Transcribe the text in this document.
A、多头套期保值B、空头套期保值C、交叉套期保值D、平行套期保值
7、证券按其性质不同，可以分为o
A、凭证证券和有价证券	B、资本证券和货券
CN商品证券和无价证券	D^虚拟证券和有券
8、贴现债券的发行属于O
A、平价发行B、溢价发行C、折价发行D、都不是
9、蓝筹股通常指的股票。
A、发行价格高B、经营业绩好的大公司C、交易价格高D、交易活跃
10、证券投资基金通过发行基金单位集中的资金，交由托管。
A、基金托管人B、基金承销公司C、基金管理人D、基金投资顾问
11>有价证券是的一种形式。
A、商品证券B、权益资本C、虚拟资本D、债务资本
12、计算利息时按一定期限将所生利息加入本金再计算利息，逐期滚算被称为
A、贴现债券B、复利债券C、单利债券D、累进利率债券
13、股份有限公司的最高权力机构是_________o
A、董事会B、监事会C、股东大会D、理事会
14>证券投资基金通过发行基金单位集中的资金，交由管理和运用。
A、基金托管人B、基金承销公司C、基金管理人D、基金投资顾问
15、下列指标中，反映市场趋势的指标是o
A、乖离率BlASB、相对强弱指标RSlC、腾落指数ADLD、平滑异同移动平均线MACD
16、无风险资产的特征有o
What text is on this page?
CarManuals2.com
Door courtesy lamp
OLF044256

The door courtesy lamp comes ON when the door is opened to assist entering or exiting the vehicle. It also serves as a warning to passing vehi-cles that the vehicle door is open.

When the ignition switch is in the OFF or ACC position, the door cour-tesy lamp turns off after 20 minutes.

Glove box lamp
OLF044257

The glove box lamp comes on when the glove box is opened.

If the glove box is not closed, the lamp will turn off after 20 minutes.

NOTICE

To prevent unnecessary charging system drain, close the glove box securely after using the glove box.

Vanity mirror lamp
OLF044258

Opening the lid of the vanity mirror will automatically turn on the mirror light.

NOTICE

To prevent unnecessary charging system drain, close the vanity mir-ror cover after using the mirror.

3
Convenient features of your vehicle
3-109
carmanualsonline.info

....................

# Required task
Output each record exactly, leaving nothing out.

# Written solution
Transcribe the text in this document.
A、多头套期保值B、空头套期保值C、交叉套期保值D、平行套期保值
7、证券按其性质不同，可以分为o
A、凭证证券和有价证券	B、资本证券和货券
CN商品证券和无价证券	D^虚拟证券和有券
8、贴现债券的发行属于O
A、平价发行B、溢价发行C、折价发行D、都不是
9、蓝筹股通常指的股票。
A、发行价格高B、经营业绩好的大公司C、交易价格高D、交易活跃
10、证券投资基金通过发行基金单位集中的资金，交由托管。
A、基金托管人B、基金承销公司C、基金管理人D、基金投资顾问
11>有价证券是的一种形式。
A、商品证券B、权益资本C、虚拟资本D、债务资本
12、计算利息时按一定期限将所生利息加入本金再计算利息，逐期滚算被称为
A、贴现债券B、复利债券C、单利债券D、累进利率债券
13、股份有限公司的最高权力机构是_________o
A、董事会B、监事会C、股东大会D、理事会
14>证券投资基金通过发行基金单位集中的资金，交由管理和运用。
A、基金托管人B、基金承销公司C、基金管理人D、基金投资顾问
15、下列指标中，反映市场趋势的指标是o
A、乖离率BlASB、相对强弱指标RSlC、腾落指数ADLD、平滑异同移动平均线MACD
16、无风险资产的特征有o
What text is on this page?
CarManuals2.com
Door courtesy lamp
OLF044256

The door courtesy lamp comes ON when the door is opened to assist entering or exiting the vehicle. It also serves as a warning to passing vehi-cles that the vehicle door is open.

When the ignition switch is in the OFF or ACC position, the door cour-tesy lamp turns off after 20 minutes.

Glove box lamp
OLF044257

The glove box lamp comes on when the glove box is opened.

If the glove box is not closed, the lamp will turn off after 20 minutes.

NOTICE

To prevent unnecessary charging system drain, close the glove box securely after using the glove box.

Vanity mirror lamp
OLF044258

Opening the lid of the vanity mirror will automatically turn on the mirror light.

NOTICE

To prevent unnecessary charging system drain, close the vanity mir-ror cover after using the mirror.

3
Convenient features of your vehicle
3-109
carmanualsonline.info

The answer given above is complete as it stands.